Problem details
The records below must be copied in full; omit the images.

----- Supplied entries

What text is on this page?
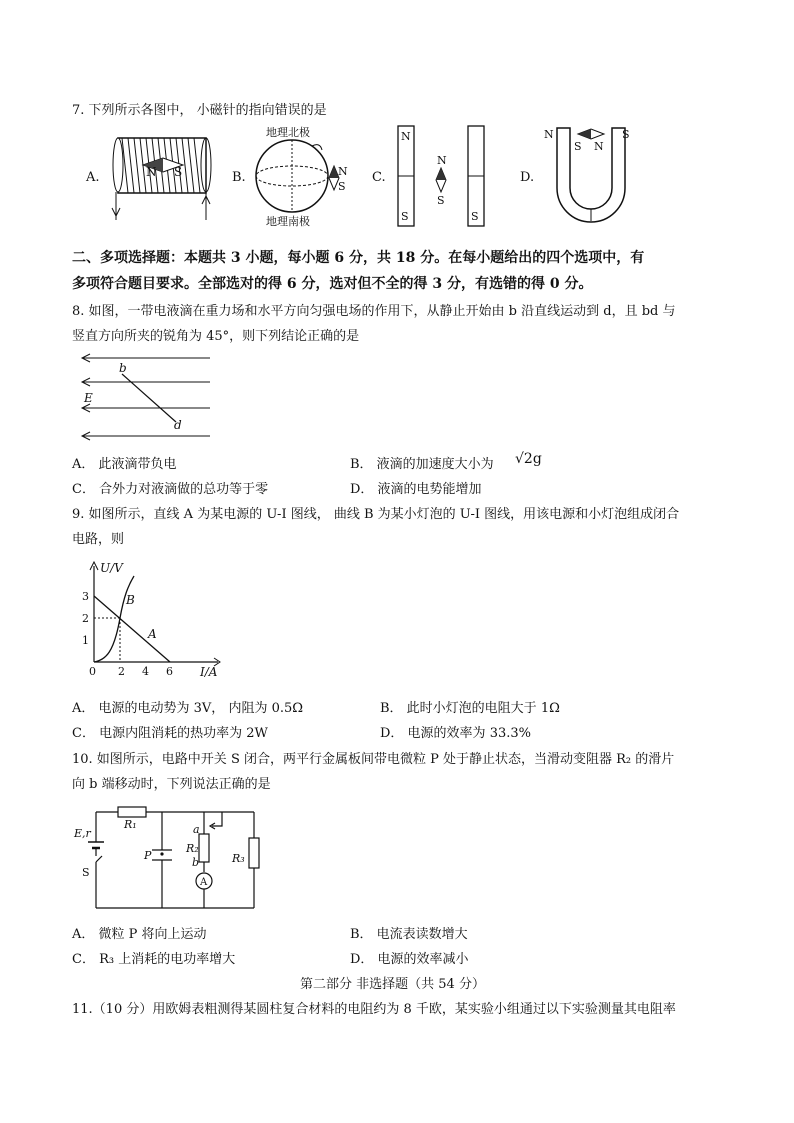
7. 下列所示各图中， 小磁针的指向错误的是
A.	N S	B.
地理北极
N
S
地理南极
C.
N
S
N
S
S
D.
N	S
S N
二、多项选择题：本题共 3 小题，每小题 6 分，共 18 分。在每小题给出的四个选项中，有
多项符合题目要求。全部选对的得 6 分，选对但不全的得 3 分，有选错的得 0 分。
8. 如图，一带电液滴在重力场和水平方向匀强电场的作用下，从静止开始由 b 沿直线运动到 d，且 bd 与
竖直方向所夹的锐角为 45°，则下列结论正确的是
b
d
E
A． 此液滴带负电	B． 液滴的加速度大小为 √2g
C． 合外力对液滴做的总功等于零	D． 液滴的电势能增加
9. 如图所示，直线 A 为某电源的 U-I 图线， 曲线 B 为某小灯泡的 U-I 图线，用该电源和小灯泡组成闭合
电路，则
U/V
I/A
3
2
1
0 2 4 6
B
A
A． 电源的电动势为 3V， 内阻为 0.5Ω	B． 此时小灯泡的电阻大于 1Ω
C． 电源内阻消耗的热功率为 2W	D． 电源的效率为 33.3%
10. 如图所示，电路中开关 S 闭合，两平行金属板间带电微粒 P 处于静止状态，当滑动变阻器 R₂ 的滑片
向 b 端移动时，下列说法正确的是
E,r
S
R₁
P
a
R₂
b
A
R₃
A． 微粒 P 将向上运动	B． 电流表读数增大
C． R₃ 上消耗的电功率增大	D． 电源的效率减小
第二部分 非选择题（共 54 分）
11.（10 分）用欧姆表粗测得某圆柱复合材料的电阻约为 8 千欧，某实验小组通过以下实验测量其电阻率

----------

Right answer
What text is on this page?
7. 下列所示各图中， 小磁针的指向错误的是
A.	N S	B.
地理北极
N
S
地理南极
C.
N
S
N
S
S
D.
N	S
S N
二、多项选择题：本题共 3 小题，每小题 6 分，共 18 分。在每小题给出的四个选项中，有
多项符合题目要求。全部选对的得 6 分，选对但不全的得 3 分，有选错的得 0 分。
8. 如图，一带电液滴在重力场和水平方向匀强电场的作用下，从静止开始由 b 沿直线运动到 d，且 bd 与
竖直方向所夹的锐角为 45°，则下列结论正确的是
b
d
E
A． 此液滴带负电	B． 液滴的加速度大小为 √2g
C． 合外力对液滴做的总功等于零	D． 液滴的电势能增加
9. 如图所示，直线 A 为某电源的 U-I 图线， 曲线 B 为某小灯泡的 U-I 图线，用该电源和小灯泡组成闭合
电路，则
U/V
I/A
3
2
1
0 2 4 6
B
A
A． 电源的电动势为 3V， 内阻为 0.5Ω	B． 此时小灯泡的电阻大于 1Ω
C． 电源内阻消耗的热功率为 2W	D． 电源的效率为 33.3%
10. 如图所示，电路中开关 S 闭合，两平行金属板间带电微粒 P 处于静止状态，当滑动变阻器 R₂ 的滑片
向 b 端移动时，下列说法正确的是
E,r
S
R₁
P
a
R₂
b
A
R₃
A． 微粒 P 将向上运动	B． 电流表读数增大
C． R₃ 上消耗的电功率增大	D． 电源的效率减小
第二部分 非选择题（共 54 分）
11.（10 分）用欧姆表粗测得某圆柱复合材料的电阻约为 8 千欧，某实验小组通过以下实验测量其电阻率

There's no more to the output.